- [Your goal]: Sort through the data and copy the lines holding the word "this".
** START OF Entries provided **
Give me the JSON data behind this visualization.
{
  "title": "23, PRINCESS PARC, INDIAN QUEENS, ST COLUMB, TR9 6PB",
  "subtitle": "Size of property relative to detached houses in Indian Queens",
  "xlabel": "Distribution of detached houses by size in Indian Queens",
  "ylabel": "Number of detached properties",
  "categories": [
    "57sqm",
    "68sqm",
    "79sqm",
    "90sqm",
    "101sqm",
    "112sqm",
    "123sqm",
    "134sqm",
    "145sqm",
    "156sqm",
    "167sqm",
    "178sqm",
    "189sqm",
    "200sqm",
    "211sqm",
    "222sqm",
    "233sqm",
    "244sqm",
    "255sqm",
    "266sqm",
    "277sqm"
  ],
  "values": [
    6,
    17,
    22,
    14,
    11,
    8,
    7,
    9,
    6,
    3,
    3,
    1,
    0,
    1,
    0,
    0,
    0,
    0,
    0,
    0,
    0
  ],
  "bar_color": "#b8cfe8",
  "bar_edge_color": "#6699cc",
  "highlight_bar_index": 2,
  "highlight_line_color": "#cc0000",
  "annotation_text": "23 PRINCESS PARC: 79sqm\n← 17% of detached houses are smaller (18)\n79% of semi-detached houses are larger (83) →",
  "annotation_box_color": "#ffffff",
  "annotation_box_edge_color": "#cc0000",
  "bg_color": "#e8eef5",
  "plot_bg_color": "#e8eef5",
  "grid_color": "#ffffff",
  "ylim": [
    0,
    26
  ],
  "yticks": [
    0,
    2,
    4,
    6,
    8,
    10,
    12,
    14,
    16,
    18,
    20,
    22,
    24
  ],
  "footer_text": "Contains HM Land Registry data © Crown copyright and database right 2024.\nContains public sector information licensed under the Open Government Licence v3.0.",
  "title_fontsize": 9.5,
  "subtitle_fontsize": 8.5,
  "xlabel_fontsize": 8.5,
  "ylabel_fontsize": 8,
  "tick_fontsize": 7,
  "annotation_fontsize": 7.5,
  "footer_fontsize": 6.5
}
** END OF Entries provided **
** START OF Entries provided **
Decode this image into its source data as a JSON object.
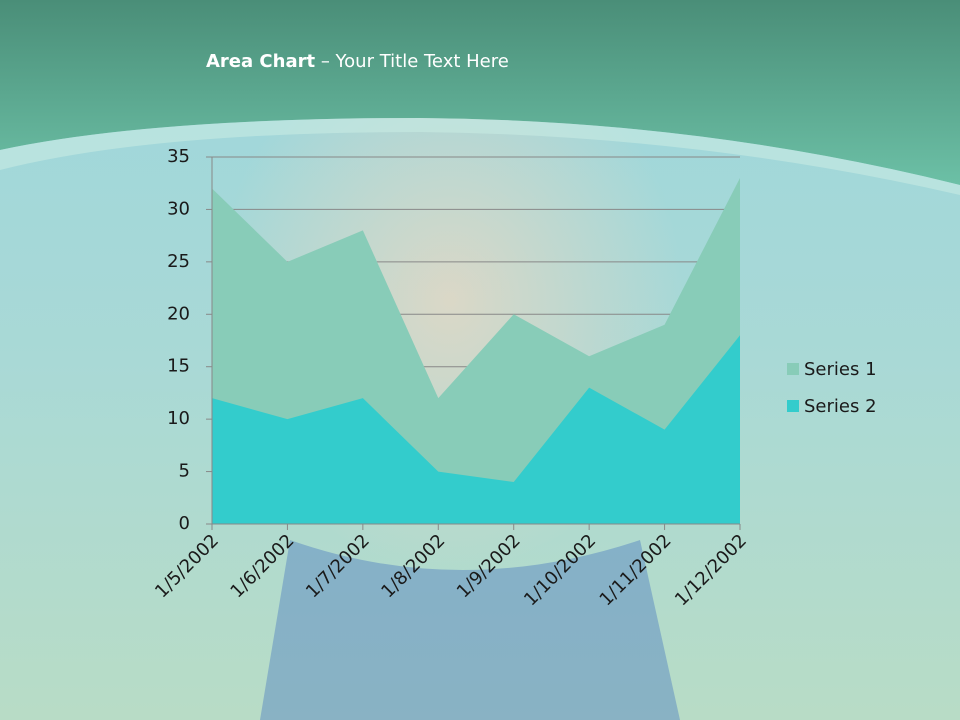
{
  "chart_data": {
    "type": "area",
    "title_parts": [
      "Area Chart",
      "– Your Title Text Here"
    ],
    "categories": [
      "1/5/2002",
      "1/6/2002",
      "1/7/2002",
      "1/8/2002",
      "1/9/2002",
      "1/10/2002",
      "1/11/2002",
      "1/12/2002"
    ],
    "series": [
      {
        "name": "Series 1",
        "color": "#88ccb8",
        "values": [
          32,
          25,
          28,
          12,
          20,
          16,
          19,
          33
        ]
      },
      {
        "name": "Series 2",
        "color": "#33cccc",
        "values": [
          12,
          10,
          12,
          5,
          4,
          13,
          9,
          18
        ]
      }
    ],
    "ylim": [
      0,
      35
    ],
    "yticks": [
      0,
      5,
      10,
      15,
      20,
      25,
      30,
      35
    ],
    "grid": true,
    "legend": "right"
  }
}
** END OF Entries provided **
- [Result]:
Give me the JSON data behind this visualization.
Decode this image into its source data as a JSON object.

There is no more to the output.